(Stored records)
** Start **
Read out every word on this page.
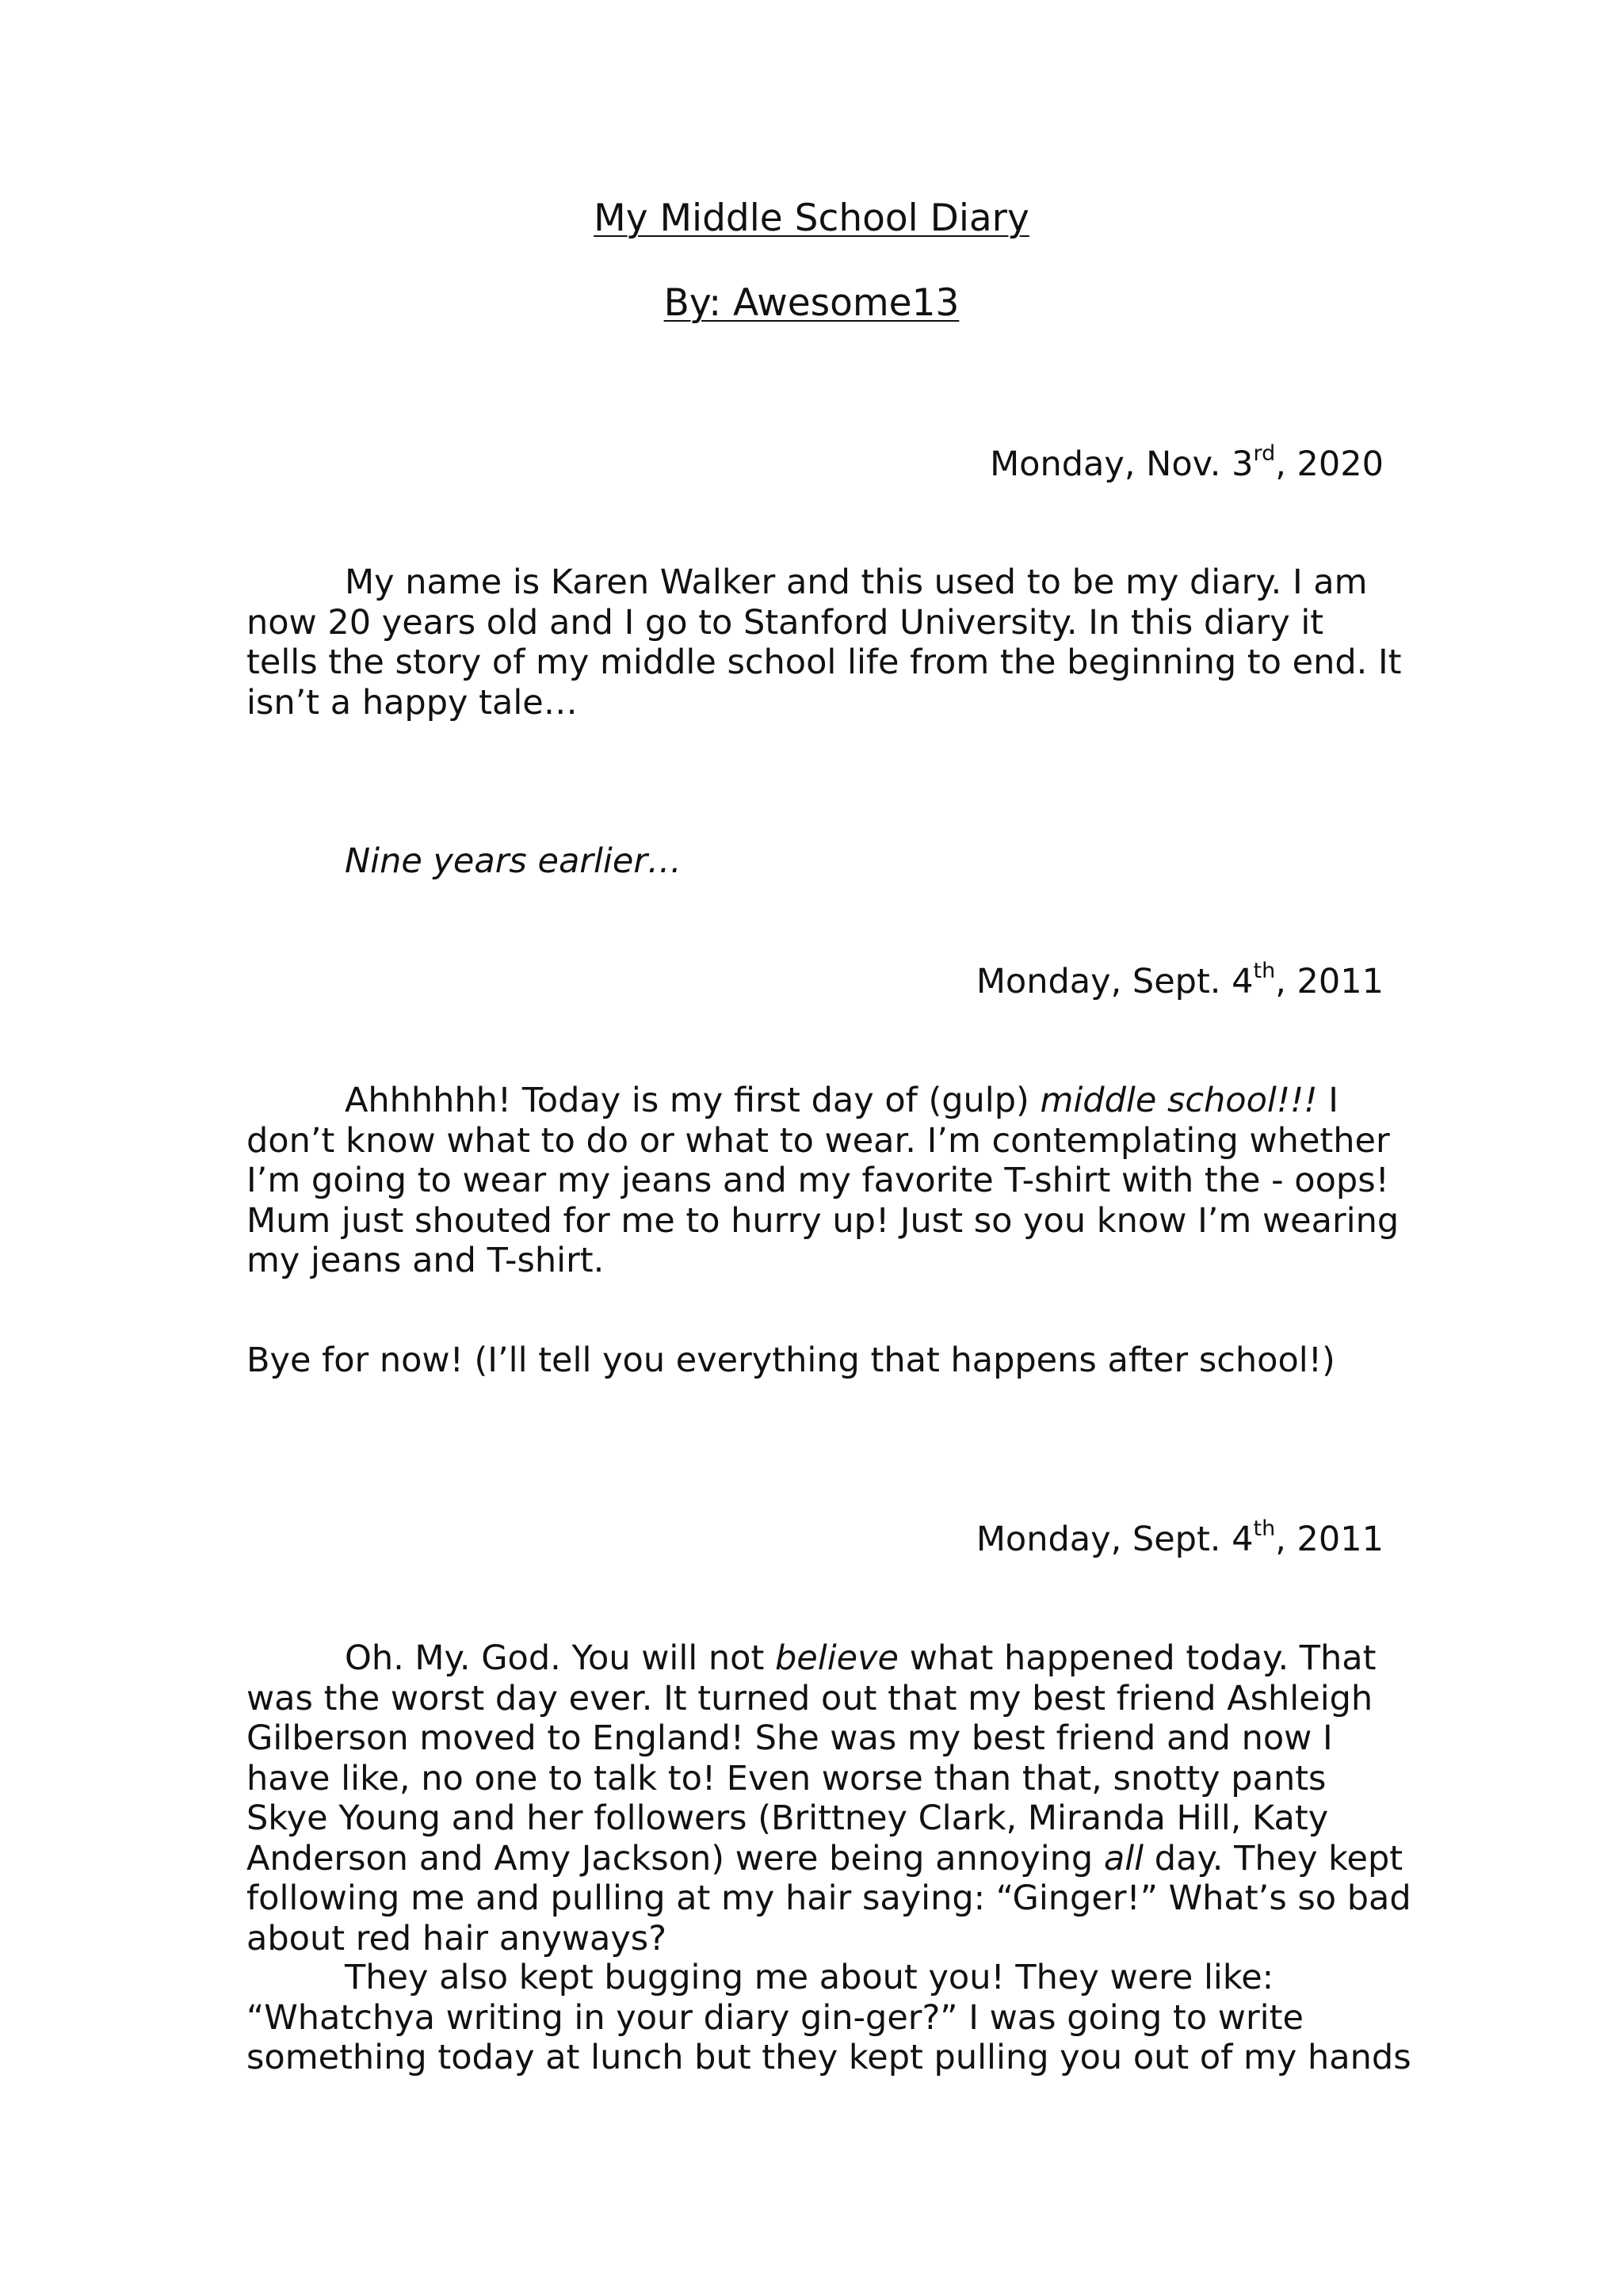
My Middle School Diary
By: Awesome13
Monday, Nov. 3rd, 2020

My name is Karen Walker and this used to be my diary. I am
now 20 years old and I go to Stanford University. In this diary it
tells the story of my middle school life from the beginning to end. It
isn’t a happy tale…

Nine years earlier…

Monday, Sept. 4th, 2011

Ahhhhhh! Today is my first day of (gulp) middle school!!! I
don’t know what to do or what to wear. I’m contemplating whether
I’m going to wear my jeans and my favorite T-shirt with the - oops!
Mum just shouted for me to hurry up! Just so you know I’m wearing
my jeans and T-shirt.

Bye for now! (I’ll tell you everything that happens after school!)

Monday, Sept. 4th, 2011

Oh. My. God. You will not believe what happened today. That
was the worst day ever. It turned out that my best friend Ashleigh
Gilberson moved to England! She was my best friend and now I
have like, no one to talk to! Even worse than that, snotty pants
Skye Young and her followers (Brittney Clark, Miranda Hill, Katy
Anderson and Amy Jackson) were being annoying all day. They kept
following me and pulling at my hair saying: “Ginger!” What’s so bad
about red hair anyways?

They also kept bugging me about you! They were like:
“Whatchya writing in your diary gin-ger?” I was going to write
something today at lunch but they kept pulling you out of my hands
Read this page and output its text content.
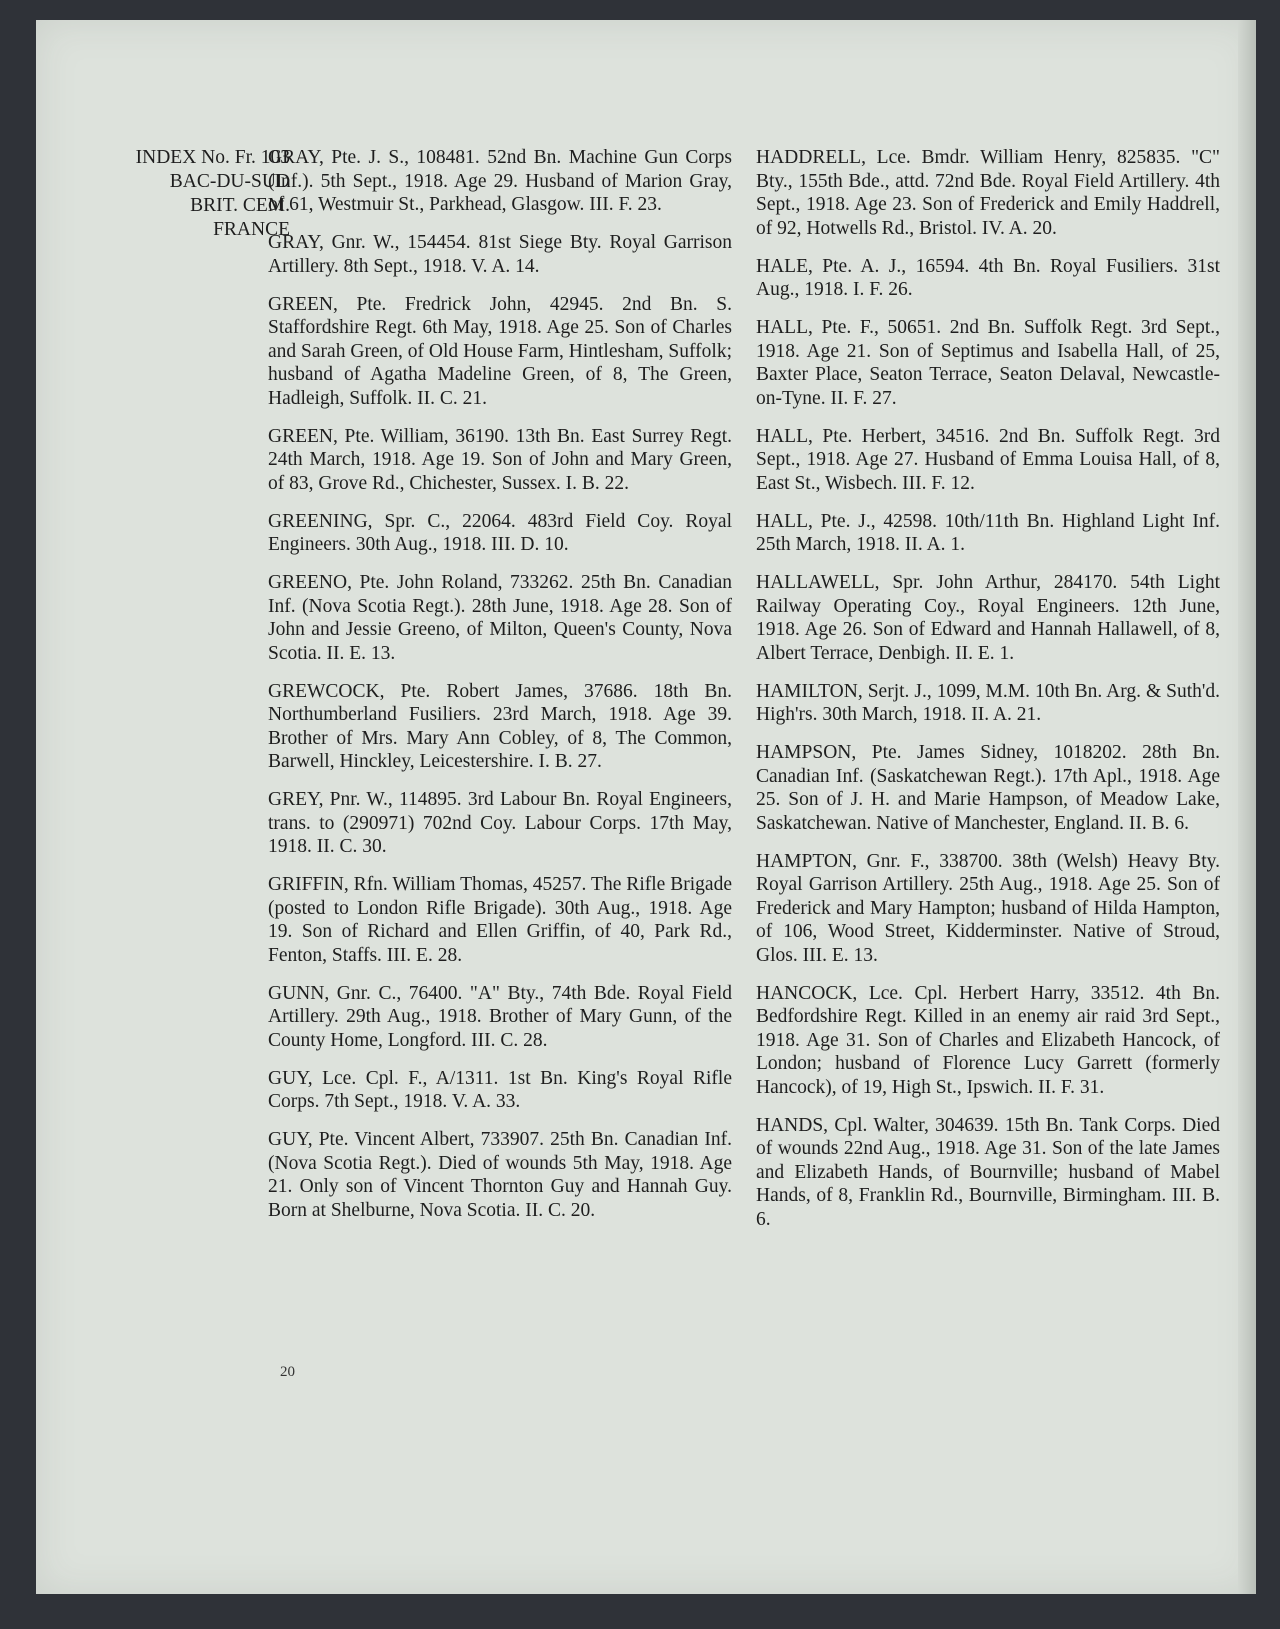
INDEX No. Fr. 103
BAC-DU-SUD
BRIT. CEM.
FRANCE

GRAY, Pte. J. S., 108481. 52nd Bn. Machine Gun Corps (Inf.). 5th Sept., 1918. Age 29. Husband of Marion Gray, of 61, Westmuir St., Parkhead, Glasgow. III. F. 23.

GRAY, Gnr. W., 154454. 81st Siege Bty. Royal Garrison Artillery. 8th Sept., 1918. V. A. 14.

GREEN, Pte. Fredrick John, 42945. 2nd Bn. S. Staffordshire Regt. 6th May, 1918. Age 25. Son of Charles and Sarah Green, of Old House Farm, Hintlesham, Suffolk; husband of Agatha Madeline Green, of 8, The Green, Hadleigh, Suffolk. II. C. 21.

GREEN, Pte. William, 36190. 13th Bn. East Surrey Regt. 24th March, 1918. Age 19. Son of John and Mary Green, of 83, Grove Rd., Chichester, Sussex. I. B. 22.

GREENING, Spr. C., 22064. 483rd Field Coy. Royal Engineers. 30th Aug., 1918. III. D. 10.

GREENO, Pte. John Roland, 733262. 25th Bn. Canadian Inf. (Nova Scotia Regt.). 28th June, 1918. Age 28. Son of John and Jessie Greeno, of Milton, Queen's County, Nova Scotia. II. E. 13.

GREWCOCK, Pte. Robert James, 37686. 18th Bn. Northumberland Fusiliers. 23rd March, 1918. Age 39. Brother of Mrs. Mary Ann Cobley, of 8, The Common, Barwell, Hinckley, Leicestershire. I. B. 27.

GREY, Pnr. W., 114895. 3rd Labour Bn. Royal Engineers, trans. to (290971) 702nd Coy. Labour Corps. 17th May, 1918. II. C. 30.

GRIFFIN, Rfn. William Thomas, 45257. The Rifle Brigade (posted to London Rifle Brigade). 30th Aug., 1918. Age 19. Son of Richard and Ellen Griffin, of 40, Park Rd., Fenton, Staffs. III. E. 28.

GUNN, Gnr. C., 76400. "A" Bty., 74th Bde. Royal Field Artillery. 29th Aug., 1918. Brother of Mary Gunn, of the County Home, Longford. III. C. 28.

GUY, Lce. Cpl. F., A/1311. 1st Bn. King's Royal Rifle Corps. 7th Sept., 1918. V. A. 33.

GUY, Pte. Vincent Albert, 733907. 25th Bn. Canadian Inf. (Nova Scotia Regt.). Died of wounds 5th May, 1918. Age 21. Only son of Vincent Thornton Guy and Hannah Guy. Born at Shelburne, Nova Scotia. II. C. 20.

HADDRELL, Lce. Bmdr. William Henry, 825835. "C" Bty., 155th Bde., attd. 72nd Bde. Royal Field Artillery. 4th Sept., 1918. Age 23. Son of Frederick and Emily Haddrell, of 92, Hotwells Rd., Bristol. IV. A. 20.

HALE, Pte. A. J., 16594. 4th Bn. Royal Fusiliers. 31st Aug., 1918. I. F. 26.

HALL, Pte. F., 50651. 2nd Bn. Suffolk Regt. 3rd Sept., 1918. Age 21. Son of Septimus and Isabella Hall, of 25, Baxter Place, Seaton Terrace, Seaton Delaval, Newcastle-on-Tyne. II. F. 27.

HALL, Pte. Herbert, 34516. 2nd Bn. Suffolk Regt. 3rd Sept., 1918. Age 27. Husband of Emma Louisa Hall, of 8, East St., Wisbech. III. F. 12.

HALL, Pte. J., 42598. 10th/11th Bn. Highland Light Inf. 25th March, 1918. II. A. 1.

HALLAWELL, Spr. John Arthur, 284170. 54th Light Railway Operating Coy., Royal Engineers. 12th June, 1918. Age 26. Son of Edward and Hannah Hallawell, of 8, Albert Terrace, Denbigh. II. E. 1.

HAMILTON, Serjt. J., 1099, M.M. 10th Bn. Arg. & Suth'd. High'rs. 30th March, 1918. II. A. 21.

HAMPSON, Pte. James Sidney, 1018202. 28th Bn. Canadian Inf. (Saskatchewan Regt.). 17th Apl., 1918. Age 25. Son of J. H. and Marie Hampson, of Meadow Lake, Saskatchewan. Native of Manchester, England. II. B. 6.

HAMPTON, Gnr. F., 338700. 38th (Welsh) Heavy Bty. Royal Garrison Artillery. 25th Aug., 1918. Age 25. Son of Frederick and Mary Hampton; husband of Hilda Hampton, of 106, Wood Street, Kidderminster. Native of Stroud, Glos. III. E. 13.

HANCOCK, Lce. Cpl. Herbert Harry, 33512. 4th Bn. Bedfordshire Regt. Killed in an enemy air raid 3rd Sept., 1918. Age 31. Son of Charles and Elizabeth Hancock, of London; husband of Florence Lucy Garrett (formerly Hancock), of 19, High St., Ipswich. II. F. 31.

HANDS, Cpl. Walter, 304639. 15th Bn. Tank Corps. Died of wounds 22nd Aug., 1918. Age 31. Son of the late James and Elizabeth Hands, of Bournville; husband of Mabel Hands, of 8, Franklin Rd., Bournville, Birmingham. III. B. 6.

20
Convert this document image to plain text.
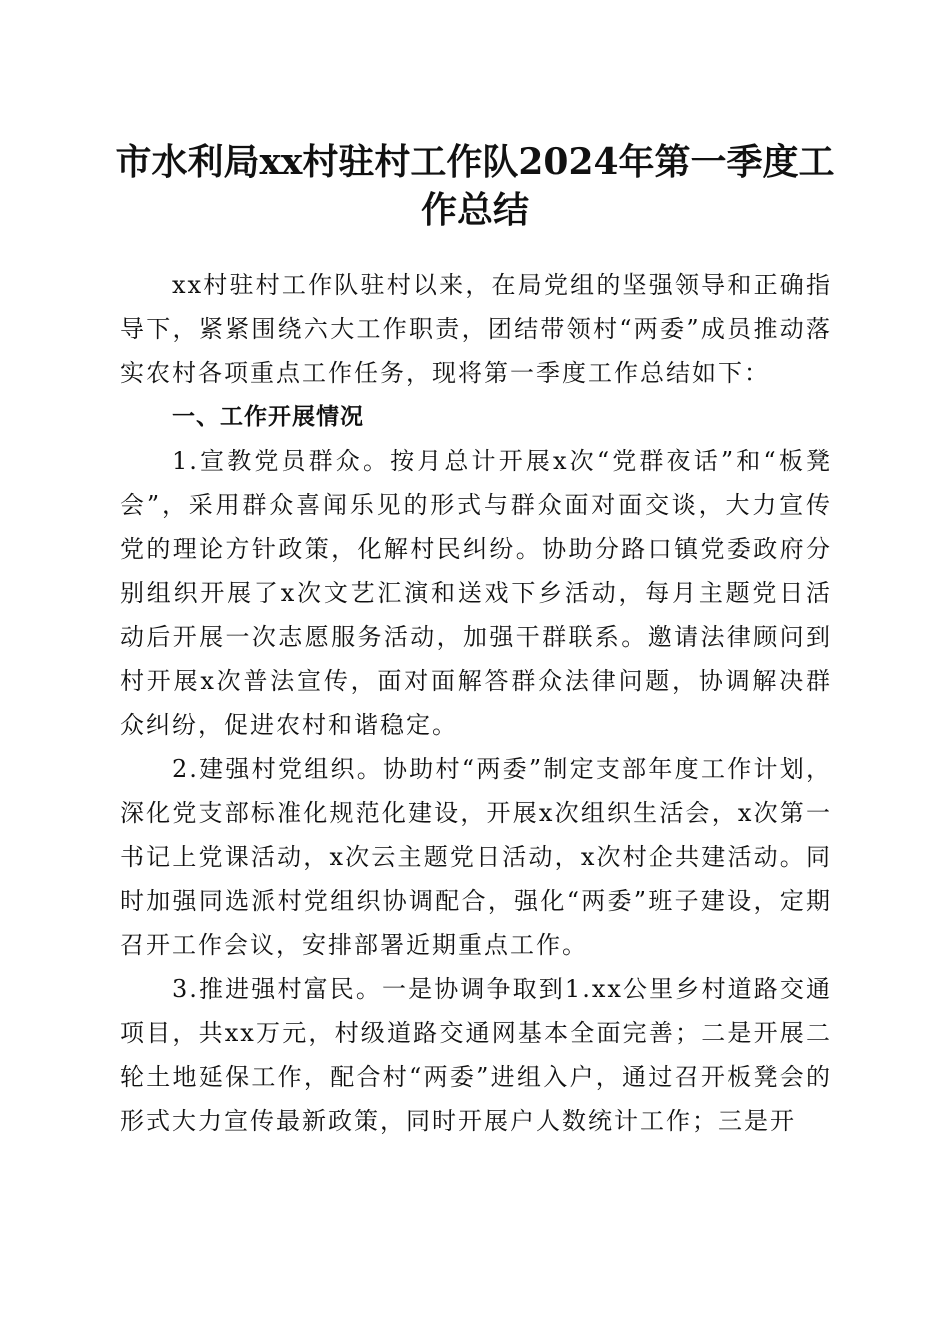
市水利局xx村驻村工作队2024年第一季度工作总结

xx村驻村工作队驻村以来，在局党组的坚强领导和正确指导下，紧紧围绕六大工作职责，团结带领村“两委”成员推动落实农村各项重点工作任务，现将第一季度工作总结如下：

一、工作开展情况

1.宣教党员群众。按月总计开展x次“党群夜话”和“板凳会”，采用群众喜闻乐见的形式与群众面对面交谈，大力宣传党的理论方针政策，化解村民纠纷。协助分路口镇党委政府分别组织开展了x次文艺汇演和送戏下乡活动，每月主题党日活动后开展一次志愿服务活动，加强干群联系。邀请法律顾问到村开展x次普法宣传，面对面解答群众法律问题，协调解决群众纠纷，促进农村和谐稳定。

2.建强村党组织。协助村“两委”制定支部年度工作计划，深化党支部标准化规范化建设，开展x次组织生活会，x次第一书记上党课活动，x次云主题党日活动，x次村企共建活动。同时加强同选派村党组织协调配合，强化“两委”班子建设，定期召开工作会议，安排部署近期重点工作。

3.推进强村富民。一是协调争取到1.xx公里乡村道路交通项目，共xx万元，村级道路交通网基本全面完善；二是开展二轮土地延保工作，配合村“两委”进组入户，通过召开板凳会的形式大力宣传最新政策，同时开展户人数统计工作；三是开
** End **
# [Stated task]
Repeat only the lines from the line with "Convert this document image to plain text." to the end of the entries, including both the first and the last line, and drop every picture.

# [Written answer]
Convert this document image to plain text.
市水利局xx村驻村工作队2024年第一季度工作总结

xx村驻村工作队驻村以来，在局党组的坚强领导和正确指导下，紧紧围绕六大工作职责，团结带领村“两委”成员推动落实农村各项重点工作任务，现将第一季度工作总结如下：

一、工作开展情况

1.宣教党员群众。按月总计开展x次“党群夜话”和“板凳会”，采用群众喜闻乐见的形式与群众面对面交谈，大力宣传党的理论方针政策，化解村民纠纷。协助分路口镇党委政府分别组织开展了x次文艺汇演和送戏下乡活动，每月主题党日活动后开展一次志愿服务活动，加强干群联系。邀请法律顾问到村开展x次普法宣传，面对面解答群众法律问题，协调解决群众纠纷，促进农村和谐稳定。

2.建强村党组织。协助村“两委”制定支部年度工作计划，深化党支部标准化规范化建设，开展x次组织生活会，x次第一书记上党课活动，x次云主题党日活动，x次村企共建活动。同时加强同选派村党组织协调配合，强化“两委”班子建设，定期召开工作会议，安排部署近期重点工作。

3.推进强村富民。一是协调争取到1.xx公里乡村道路交通项目，共xx万元，村级道路交通网基本全面完善；二是开展二轮土地延保工作，配合村“两委”进组入户，通过召开板凳会的形式大力宣传最新政策，同时开展户人数统计工作；三是开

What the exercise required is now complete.